** BEGIN Task data **

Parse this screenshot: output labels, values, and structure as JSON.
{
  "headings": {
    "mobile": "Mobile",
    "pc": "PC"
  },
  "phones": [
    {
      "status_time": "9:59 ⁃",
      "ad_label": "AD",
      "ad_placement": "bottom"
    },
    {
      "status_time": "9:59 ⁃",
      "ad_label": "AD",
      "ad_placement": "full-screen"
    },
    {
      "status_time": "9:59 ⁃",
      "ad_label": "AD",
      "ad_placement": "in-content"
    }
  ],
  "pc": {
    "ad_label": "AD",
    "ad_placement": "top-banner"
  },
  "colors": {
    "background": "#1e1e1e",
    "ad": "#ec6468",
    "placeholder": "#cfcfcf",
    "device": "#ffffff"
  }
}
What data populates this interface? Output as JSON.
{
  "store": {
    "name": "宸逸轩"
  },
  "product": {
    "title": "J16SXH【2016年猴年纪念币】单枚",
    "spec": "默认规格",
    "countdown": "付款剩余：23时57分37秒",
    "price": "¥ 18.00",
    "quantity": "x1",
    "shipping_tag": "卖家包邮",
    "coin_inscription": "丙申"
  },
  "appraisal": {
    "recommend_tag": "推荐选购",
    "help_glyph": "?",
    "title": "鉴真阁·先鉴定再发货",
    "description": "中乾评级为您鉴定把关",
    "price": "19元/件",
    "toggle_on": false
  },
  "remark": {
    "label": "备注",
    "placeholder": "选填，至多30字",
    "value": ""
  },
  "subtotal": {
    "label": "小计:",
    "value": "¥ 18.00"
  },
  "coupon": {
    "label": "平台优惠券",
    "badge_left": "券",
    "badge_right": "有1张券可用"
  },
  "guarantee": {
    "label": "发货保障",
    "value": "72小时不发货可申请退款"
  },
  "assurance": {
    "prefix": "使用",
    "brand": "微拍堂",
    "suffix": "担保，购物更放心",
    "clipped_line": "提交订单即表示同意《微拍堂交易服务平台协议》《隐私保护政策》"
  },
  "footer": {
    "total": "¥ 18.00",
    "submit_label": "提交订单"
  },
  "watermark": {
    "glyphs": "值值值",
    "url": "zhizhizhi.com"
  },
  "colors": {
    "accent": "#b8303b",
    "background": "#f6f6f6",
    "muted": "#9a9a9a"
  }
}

** END Task data **

Aim of the exercise: Please output the entries above, every line exactly as it reads.

Correct result:
Parse this screenshot: output labels, values, and structure as JSON.
{
  "headings": {
    "mobile": "Mobile",
    "pc": "PC"
  },
  "phones": [
    {
      "status_time": "9:59 ⁃",
      "ad_label": "AD",
      "ad_placement": "bottom"
    },
    {
      "status_time": "9:59 ⁃",
      "ad_label": "AD",
      "ad_placement": "full-screen"
    },
    {
      "status_time": "9:59 ⁃",
      "ad_label": "AD",
      "ad_placement": "in-content"
    }
  ],
  "pc": {
    "ad_label": "AD",
    "ad_placement": "top-banner"
  },
  "colors": {
    "background": "#1e1e1e",
    "ad": "#ec6468",
    "placeholder": "#cfcfcf",
    "device": "#ffffff"
  }
}
What data populates this interface? Output as JSON.
{
  "store": {
    "name": "宸逸轩"
  },
  "product": {
    "title": "J16SXH【2016年猴年纪念币】单枚",
    "spec": "默认规格",
    "countdown": "付款剩余：23时57分37秒",
    "price": "¥ 18.00",
    "quantity": "x1",
    "shipping_tag": "卖家包邮",
    "coin_inscription": "丙申"
  },
  "appraisal": {
    "recommend_tag": "推荐选购",
    "help_glyph": "?",
    "title": "鉴真阁·先鉴定再发货",
    "description": "中乾评级为您鉴定把关",
    "price": "19元/件",
    "toggle_on": false
  },
  "remark": {
    "label": "备注",
    "placeholder": "选填，至多30字",
    "value": ""
  },
  "subtotal": {
    "label": "小计:",
    "value": "¥ 18.00"
  },
  "coupon": {
    "label": "平台优惠券",
    "badge_left": "券",
    "badge_right": "有1张券可用"
  },
  "guarantee": {
    "label": "发货保障",
    "value": "72小时不发货可申请退款"
  },
  "assurance": {
    "prefix": "使用",
    "brand": "微拍堂",
    "suffix": "担保，购物更放心",
    "clipped_line": "提交订单即表示同意《微拍堂交易服务平台协议》《隐私保护政策》"
  },
  "footer": {
    "total": "¥ 18.00",
    "submit_label": "提交订单"
  },
  "watermark": {
    "glyphs": "值值值",
    "url": "zhizhizhi.com"
  },
  "colors": {
    "accent": "#b8303b",
    "background": "#f6f6f6",
    "muted": "#9a9a9a"
  }
}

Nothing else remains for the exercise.